→ INSTRUCTIONS TO FOLLOW: Transcribe all the entries word for word, skipping the pictures.

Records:
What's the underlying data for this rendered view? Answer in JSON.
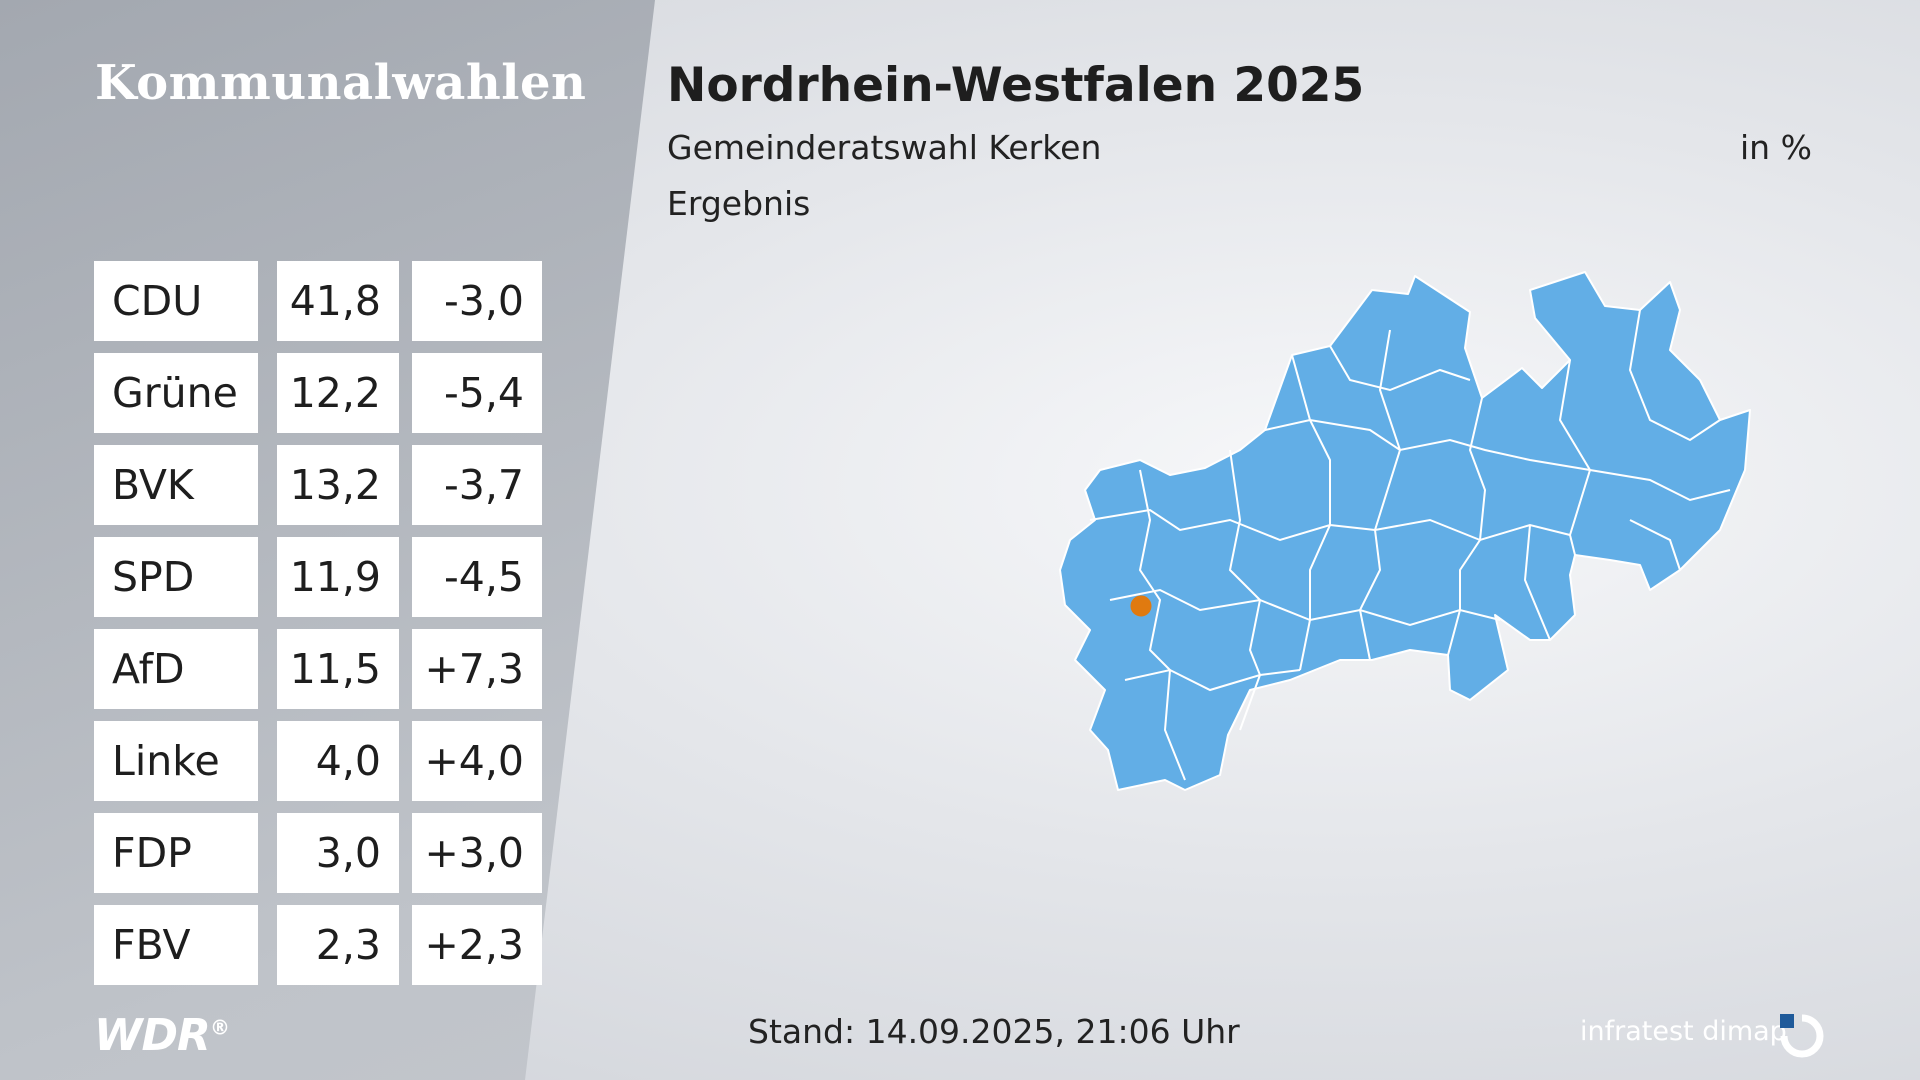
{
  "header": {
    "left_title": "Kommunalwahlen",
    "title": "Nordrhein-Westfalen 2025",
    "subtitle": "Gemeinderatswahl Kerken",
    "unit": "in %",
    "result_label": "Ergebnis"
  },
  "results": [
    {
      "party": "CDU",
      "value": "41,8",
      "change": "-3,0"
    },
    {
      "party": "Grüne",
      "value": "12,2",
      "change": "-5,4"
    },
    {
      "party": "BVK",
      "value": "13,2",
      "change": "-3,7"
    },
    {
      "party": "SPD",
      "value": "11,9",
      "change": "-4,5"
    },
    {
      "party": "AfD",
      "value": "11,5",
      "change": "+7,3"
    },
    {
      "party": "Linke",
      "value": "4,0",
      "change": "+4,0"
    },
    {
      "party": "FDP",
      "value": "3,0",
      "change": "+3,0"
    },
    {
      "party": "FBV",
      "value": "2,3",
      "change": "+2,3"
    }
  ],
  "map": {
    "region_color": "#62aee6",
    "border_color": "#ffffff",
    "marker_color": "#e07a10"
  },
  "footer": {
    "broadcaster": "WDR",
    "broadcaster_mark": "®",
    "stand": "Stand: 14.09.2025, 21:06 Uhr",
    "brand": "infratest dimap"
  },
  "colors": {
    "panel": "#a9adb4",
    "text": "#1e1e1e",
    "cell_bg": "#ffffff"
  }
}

→ SOLVED EXERCISE:
What's the underlying data for this rendered view? Answer in JSON.
{
  "header": {
    "left_title": "Kommunalwahlen",
    "title": "Nordrhein-Westfalen 2025",
    "subtitle": "Gemeinderatswahl Kerken",
    "unit": "in %",
    "result_label": "Ergebnis"
  },
  "results": [
    {
      "party": "CDU",
      "value": "41,8",
      "change": "-3,0"
    },
    {
      "party": "Grüne",
      "value": "12,2",
      "change": "-5,4"
    },
    {
      "party": "BVK",
      "value": "13,2",
      "change": "-3,7"
    },
    {
      "party": "SPD",
      "value": "11,9",
      "change": "-4,5"
    },
    {
      "party": "AfD",
      "value": "11,5",
      "change": "+7,3"
    },
    {
      "party": "Linke",
      "value": "4,0",
      "change": "+4,0"
    },
    {
      "party": "FDP",
      "value": "3,0",
      "change": "+3,0"
    },
    {
      "party": "FBV",
      "value": "2,3",
      "change": "+2,3"
    }
  ],
  "map": {
    "region_color": "#62aee6",
    "border_color": "#ffffff",
    "marker_color": "#e07a10"
  },
  "footer": {
    "broadcaster": "WDR",
    "broadcaster_mark": "®",
    "stand": "Stand: 14.09.2025, 21:06 Uhr",
    "brand": "infratest dimap"
  },
  "colors": {
    "panel": "#a9adb4",
    "text": "#1e1e1e",
    "cell_bg": "#ffffff"
  }
}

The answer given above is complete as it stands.